● TASK TO COMPLETE: Give the listing below again in full, exactly as written.

● RECORDS:
============================================================

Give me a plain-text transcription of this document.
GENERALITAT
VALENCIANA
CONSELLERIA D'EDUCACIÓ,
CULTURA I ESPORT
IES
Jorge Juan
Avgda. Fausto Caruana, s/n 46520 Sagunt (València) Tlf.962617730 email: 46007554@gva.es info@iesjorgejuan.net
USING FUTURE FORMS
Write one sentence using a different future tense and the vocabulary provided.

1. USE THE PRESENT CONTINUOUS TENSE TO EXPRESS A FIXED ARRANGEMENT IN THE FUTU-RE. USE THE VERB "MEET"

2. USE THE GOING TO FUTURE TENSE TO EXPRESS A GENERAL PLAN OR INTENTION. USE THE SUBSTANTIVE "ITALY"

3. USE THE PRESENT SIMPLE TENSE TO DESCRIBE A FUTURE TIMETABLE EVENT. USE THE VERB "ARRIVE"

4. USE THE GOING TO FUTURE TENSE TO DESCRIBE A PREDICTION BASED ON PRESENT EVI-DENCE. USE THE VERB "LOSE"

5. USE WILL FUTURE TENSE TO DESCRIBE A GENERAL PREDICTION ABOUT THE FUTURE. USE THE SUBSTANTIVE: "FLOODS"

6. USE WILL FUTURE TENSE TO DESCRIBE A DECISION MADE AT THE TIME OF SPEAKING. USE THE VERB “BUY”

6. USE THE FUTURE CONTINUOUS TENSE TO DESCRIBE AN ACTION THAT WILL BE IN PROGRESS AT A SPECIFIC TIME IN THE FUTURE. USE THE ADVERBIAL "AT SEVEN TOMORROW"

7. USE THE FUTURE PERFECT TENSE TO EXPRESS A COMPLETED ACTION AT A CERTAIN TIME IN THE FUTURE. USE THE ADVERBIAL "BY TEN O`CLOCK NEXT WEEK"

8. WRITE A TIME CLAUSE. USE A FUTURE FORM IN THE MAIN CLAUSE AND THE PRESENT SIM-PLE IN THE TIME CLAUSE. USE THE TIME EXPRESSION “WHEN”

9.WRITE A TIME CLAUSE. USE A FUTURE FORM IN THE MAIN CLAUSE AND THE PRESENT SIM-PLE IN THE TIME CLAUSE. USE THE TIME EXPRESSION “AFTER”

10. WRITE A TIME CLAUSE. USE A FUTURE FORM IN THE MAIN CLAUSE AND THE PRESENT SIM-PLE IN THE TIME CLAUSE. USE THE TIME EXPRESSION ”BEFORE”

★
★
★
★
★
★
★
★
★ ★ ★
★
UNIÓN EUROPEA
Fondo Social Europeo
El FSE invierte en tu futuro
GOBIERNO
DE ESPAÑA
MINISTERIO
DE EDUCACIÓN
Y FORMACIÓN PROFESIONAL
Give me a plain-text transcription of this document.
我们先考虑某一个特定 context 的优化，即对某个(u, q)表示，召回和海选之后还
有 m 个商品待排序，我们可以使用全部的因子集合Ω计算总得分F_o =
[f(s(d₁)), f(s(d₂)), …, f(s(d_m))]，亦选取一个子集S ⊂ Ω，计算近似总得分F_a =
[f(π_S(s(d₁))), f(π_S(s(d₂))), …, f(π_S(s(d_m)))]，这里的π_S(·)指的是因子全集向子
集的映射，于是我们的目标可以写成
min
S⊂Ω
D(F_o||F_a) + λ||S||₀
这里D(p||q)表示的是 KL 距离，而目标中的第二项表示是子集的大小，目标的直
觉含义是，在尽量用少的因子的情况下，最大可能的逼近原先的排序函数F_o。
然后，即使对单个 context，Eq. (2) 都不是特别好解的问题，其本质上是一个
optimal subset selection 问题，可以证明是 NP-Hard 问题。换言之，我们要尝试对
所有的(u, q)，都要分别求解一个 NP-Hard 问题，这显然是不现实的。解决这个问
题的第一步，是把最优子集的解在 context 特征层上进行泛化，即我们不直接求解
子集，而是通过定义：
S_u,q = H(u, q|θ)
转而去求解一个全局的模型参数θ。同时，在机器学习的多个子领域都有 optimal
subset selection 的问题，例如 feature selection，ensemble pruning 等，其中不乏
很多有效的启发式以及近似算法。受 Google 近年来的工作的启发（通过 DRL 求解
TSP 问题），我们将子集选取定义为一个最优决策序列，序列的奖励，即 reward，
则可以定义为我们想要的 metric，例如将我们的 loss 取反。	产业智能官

============================================================

● CORRECT OUTPUT:
Give me a plain-text transcription of this document.
GENERALITAT
VALENCIANA
CONSELLERIA D'EDUCACIÓ,
CULTURA I ESPORT
IES
Jorge Juan
Avgda. Fausto Caruana, s/n 46520 Sagunt (València) Tlf.962617730 email: 46007554@gva.es info@iesjorgejuan.net
USING FUTURE FORMS
Write one sentence using a different future tense and the vocabulary provided.

1. USE THE PRESENT CONTINUOUS TENSE TO EXPRESS A FIXED ARRANGEMENT IN THE FUTU-RE. USE THE VERB "MEET"

2. USE THE GOING TO FUTURE TENSE TO EXPRESS A GENERAL PLAN OR INTENTION. USE THE SUBSTANTIVE "ITALY"

3. USE THE PRESENT SIMPLE TENSE TO DESCRIBE A FUTURE TIMETABLE EVENT. USE THE VERB "ARRIVE"

4. USE THE GOING TO FUTURE TENSE TO DESCRIBE A PREDICTION BASED ON PRESENT EVI-DENCE. USE THE VERB "LOSE"

5. USE WILL FUTURE TENSE TO DESCRIBE A GENERAL PREDICTION ABOUT THE FUTURE. USE THE SUBSTANTIVE: "FLOODS"

6. USE WILL FUTURE TENSE TO DESCRIBE A DECISION MADE AT THE TIME OF SPEAKING. USE THE VERB “BUY”

6. USE THE FUTURE CONTINUOUS TENSE TO DESCRIBE AN ACTION THAT WILL BE IN PROGRESS AT A SPECIFIC TIME IN THE FUTURE. USE THE ADVERBIAL "AT SEVEN TOMORROW"

7. USE THE FUTURE PERFECT TENSE TO EXPRESS A COMPLETED ACTION AT A CERTAIN TIME IN THE FUTURE. USE THE ADVERBIAL "BY TEN O`CLOCK NEXT WEEK"

8. WRITE A TIME CLAUSE. USE A FUTURE FORM IN THE MAIN CLAUSE AND THE PRESENT SIM-PLE IN THE TIME CLAUSE. USE THE TIME EXPRESSION “WHEN”

9.WRITE A TIME CLAUSE. USE A FUTURE FORM IN THE MAIN CLAUSE AND THE PRESENT SIM-PLE IN THE TIME CLAUSE. USE THE TIME EXPRESSION “AFTER”

10. WRITE A TIME CLAUSE. USE A FUTURE FORM IN THE MAIN CLAUSE AND THE PRESENT SIM-PLE IN THE TIME CLAUSE. USE THE TIME EXPRESSION ”BEFORE”

★
★
★
★
★
★
★
★
★ ★ ★
★
UNIÓN EUROPEA
Fondo Social Europeo
El FSE invierte en tu futuro
GOBIERNO
DE ESPAÑA
MINISTERIO
DE EDUCACIÓN
Y FORMACIÓN PROFESIONAL
Give me a plain-text transcription of this document.
我们先考虑某一个特定 context 的优化，即对某个(u, q)表示，召回和海选之后还
有 m 个商品待排序，我们可以使用全部的因子集合Ω计算总得分F_o =
[f(s(d₁)), f(s(d₂)), …, f(s(d_m))]，亦选取一个子集S ⊂ Ω，计算近似总得分F_a =
[f(π_S(s(d₁))), f(π_S(s(d₂))), …, f(π_S(s(d_m)))]，这里的π_S(·)指的是因子全集向子
集的映射，于是我们的目标可以写成
min
S⊂Ω
D(F_o||F_a) + λ||S||₀
这里D(p||q)表示的是 KL 距离，而目标中的第二项表示是子集的大小，目标的直
觉含义是，在尽量用少的因子的情况下，最大可能的逼近原先的排序函数F_o。
然后，即使对单个 context，Eq. (2) 都不是特别好解的问题，其本质上是一个
optimal subset selection 问题，可以证明是 NP-Hard 问题。换言之，我们要尝试对
所有的(u, q)，都要分别求解一个 NP-Hard 问题，这显然是不现实的。解决这个问
题的第一步，是把最优子集的解在 context 特征层上进行泛化，即我们不直接求解
子集，而是通过定义：
S_u,q = H(u, q|θ)
转而去求解一个全局的模型参数θ。同时，在机器学习的多个子领域都有 optimal
subset selection 的问题，例如 feature selection，ensemble pruning 等，其中不乏
很多有效的启发式以及近似算法。受 Google 近年来的工作的启发（通过 DRL 求解
TSP 问题），我们将子集选取定义为一个最优决策序列，序列的奖励，即 reward，
则可以定义为我们想要的 metric，例如将我们的 loss 取反。	产业智能官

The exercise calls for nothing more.